◆ TASK: Pick out every line of the records that contains the string "chart", and copy each one. Matching is case-sensitive.
►
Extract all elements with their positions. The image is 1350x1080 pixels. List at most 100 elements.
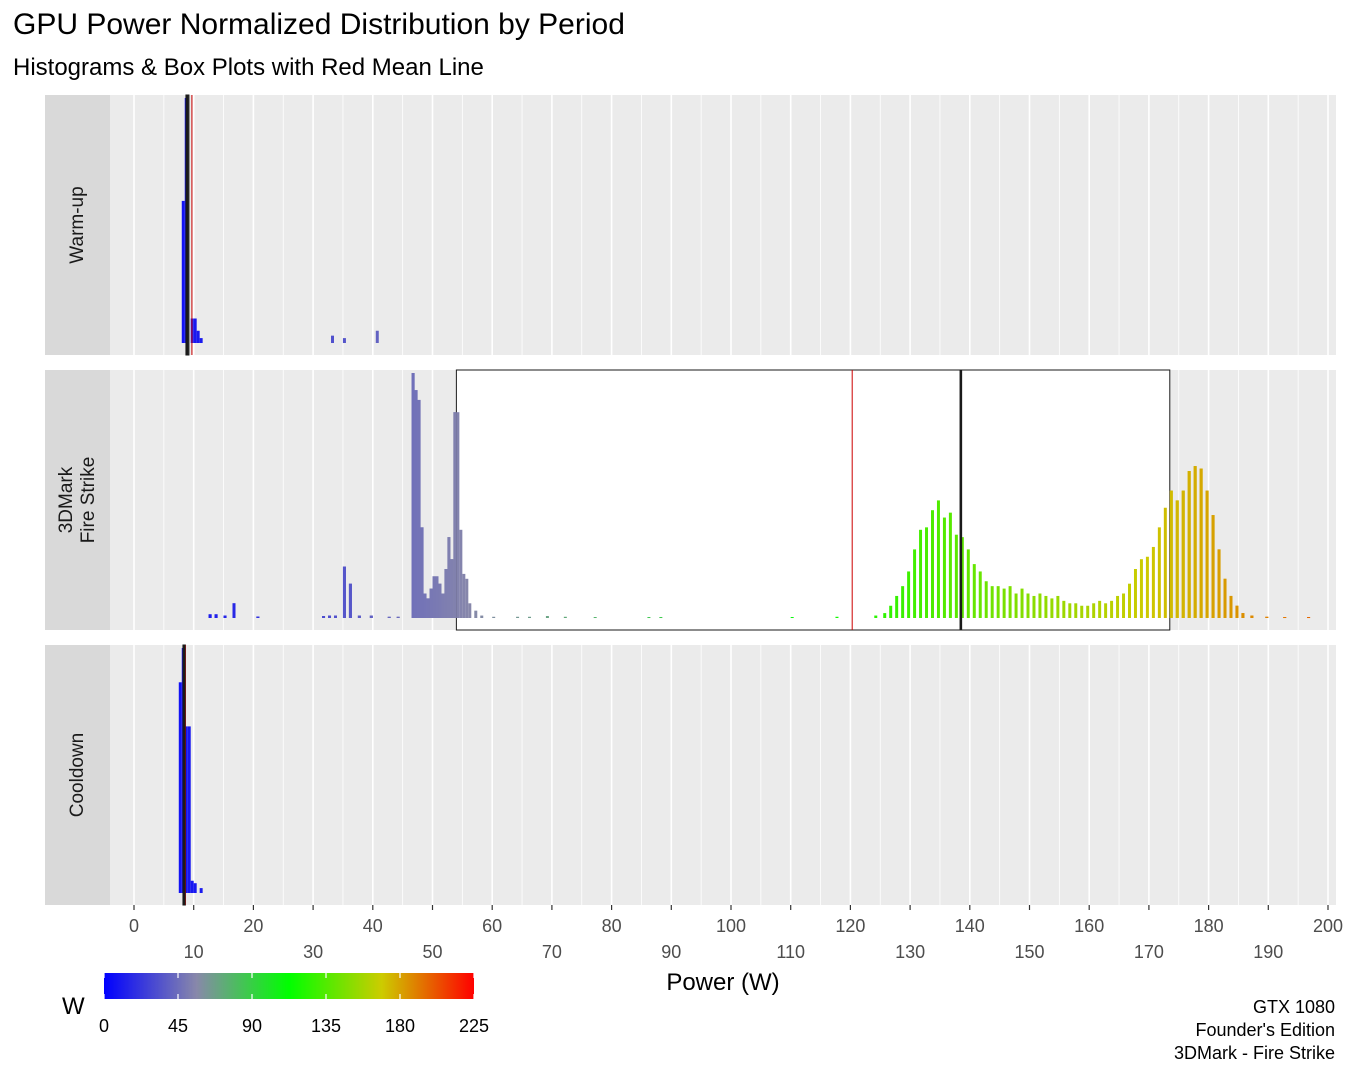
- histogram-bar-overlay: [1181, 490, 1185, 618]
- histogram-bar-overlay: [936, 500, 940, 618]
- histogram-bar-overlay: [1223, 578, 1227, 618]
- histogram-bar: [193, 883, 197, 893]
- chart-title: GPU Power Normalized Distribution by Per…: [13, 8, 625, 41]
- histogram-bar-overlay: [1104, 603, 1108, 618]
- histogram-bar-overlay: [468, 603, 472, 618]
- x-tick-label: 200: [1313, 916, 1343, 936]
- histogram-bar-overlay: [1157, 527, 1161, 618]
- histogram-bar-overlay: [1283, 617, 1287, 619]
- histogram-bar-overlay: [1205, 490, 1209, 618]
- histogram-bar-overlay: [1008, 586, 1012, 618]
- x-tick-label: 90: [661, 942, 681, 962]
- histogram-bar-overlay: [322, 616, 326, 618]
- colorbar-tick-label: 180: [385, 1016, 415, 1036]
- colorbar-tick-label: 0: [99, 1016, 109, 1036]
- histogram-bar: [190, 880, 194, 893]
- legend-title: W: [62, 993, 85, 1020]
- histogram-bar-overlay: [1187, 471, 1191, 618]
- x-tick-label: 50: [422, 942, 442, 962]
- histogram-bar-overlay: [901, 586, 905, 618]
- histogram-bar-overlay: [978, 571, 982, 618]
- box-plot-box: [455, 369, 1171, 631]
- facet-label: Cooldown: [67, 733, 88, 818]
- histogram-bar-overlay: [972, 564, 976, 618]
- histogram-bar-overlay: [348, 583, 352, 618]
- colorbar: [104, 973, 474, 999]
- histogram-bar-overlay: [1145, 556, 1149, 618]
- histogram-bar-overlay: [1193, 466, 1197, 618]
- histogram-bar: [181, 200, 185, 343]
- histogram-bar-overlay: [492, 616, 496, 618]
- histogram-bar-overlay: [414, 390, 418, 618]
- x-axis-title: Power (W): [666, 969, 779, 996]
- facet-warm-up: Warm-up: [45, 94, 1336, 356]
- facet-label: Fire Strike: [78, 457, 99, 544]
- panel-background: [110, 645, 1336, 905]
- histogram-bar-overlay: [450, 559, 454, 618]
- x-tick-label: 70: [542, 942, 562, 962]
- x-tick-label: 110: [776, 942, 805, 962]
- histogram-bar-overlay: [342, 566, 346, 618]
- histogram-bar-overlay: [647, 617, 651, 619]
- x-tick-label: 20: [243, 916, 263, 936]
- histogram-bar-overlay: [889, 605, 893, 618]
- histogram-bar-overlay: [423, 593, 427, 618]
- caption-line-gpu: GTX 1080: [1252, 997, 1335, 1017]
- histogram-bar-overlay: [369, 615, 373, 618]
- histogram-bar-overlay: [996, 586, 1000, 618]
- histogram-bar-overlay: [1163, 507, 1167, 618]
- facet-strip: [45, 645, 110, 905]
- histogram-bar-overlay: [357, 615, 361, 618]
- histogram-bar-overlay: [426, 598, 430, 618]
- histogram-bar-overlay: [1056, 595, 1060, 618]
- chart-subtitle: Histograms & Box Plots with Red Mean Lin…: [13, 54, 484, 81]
◄
◆ ANSWER TO THIS EXERCISE:
- chart-title: GPU Power Normalized Distribution by Per…: [13, 8, 625, 41]
- chart-subtitle: Histograms & Box Plots with Red Mean Lin…: [13, 54, 484, 81]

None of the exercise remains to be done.